-- Start of SUPPLIED RECORDS --
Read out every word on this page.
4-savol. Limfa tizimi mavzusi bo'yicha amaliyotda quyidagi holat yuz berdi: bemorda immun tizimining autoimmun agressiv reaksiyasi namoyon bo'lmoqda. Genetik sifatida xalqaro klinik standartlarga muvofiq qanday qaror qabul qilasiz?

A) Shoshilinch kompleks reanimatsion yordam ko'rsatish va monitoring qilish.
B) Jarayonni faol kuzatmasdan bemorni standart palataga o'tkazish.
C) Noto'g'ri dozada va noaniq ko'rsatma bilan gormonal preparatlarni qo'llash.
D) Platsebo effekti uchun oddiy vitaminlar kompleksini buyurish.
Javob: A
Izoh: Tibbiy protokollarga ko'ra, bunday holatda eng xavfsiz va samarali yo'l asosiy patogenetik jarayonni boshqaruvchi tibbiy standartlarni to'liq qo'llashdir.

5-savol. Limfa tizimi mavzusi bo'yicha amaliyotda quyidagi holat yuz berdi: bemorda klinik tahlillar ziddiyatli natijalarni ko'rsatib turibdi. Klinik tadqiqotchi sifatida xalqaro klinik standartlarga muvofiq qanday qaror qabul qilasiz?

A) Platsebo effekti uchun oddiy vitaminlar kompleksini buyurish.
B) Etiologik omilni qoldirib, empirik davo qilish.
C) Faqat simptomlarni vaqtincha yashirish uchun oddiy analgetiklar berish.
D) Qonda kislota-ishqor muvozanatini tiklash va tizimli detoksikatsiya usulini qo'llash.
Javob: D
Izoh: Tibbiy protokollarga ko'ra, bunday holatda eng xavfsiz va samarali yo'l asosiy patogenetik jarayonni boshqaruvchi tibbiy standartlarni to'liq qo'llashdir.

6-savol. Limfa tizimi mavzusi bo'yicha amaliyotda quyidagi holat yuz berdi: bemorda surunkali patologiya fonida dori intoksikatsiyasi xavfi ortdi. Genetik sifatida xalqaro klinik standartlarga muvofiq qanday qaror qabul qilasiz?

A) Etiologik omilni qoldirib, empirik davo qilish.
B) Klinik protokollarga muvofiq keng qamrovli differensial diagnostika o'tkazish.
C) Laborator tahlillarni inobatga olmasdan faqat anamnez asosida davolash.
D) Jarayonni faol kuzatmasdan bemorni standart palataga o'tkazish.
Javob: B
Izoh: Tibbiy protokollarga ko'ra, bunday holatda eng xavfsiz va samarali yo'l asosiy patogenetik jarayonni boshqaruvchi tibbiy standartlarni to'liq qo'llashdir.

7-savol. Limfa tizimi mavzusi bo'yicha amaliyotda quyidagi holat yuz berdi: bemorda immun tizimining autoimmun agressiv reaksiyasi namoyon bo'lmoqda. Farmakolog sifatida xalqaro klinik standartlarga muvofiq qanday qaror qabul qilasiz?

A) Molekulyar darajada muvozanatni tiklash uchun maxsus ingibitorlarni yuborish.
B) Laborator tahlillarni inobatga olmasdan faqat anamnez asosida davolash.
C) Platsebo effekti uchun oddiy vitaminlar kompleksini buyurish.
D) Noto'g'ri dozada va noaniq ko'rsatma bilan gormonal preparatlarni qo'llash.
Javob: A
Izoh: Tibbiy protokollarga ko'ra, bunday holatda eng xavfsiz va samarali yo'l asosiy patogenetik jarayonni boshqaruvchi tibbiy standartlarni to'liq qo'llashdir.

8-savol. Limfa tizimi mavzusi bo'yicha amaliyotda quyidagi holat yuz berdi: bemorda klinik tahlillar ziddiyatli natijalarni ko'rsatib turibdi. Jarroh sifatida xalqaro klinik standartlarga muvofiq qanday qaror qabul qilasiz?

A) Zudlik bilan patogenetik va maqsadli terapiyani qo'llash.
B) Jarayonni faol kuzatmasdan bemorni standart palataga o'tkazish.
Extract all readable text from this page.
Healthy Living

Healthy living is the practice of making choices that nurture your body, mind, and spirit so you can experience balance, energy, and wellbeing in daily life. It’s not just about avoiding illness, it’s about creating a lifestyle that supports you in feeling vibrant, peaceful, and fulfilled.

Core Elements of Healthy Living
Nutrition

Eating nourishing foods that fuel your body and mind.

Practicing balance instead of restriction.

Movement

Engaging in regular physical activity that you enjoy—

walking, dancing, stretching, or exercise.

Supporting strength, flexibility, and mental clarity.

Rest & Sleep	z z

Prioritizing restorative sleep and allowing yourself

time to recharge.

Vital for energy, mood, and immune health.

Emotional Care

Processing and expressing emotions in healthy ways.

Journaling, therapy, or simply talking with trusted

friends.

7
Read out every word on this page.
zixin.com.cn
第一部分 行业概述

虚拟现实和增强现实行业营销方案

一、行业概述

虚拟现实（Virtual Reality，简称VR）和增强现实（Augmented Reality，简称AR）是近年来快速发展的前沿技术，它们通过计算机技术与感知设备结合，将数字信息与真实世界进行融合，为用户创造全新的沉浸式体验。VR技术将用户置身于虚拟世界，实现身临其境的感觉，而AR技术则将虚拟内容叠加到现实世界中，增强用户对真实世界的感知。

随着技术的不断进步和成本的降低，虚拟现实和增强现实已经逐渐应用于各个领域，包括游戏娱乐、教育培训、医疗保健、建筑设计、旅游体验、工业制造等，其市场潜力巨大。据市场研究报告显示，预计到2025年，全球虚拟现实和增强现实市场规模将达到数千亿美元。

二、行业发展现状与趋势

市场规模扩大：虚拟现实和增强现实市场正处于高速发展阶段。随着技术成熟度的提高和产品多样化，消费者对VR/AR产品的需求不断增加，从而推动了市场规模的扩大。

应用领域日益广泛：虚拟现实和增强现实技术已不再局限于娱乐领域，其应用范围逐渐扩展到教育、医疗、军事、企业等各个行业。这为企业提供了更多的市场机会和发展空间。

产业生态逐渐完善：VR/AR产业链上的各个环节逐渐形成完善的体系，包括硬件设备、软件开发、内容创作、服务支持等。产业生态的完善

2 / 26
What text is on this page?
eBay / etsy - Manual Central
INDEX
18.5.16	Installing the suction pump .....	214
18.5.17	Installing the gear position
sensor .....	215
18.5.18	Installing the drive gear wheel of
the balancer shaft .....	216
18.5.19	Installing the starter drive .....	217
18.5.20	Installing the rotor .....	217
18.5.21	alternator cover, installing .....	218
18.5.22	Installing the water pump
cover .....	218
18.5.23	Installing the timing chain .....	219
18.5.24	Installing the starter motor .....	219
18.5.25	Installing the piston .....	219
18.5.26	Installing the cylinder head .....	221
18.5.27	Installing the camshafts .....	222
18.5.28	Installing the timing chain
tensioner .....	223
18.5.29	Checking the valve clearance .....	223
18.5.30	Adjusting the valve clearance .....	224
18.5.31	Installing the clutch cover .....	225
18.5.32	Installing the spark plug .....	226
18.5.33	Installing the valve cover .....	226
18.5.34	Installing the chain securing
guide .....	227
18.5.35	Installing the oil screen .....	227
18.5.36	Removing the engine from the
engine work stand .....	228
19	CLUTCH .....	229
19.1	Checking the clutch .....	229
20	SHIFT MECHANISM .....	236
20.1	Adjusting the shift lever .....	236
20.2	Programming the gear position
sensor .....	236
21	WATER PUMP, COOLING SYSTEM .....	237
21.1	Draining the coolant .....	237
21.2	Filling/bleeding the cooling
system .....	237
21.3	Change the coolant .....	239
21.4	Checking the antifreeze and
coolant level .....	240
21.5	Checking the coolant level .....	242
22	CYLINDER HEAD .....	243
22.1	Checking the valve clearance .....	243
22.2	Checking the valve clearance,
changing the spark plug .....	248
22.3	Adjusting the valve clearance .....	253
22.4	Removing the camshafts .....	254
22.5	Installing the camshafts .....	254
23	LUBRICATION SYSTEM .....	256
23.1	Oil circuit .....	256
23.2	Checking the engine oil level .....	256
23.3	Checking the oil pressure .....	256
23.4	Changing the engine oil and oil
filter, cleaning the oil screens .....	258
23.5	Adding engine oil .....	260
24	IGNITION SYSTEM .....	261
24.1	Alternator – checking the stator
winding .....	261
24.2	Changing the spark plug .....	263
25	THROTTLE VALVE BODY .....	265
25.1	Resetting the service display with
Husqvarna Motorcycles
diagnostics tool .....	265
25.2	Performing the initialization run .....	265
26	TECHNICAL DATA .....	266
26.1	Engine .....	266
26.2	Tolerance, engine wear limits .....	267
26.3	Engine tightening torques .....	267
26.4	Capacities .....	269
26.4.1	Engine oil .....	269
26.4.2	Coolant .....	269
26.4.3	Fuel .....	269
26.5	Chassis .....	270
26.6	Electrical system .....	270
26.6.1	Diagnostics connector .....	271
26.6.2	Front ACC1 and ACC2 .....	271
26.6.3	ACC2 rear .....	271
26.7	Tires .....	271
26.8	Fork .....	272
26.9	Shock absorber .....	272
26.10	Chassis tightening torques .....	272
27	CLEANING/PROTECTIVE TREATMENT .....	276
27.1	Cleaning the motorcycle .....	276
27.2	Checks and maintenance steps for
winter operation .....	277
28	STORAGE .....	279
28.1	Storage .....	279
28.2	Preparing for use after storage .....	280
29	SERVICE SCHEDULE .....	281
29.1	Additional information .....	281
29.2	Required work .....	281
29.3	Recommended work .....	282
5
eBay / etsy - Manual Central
-- End of SUPPLIED RECORDS --
EXERCISE REQUIREMENTS: Give only the number of lines in the material above that hold the word "davolash".

EXPECTED ANSWER: 2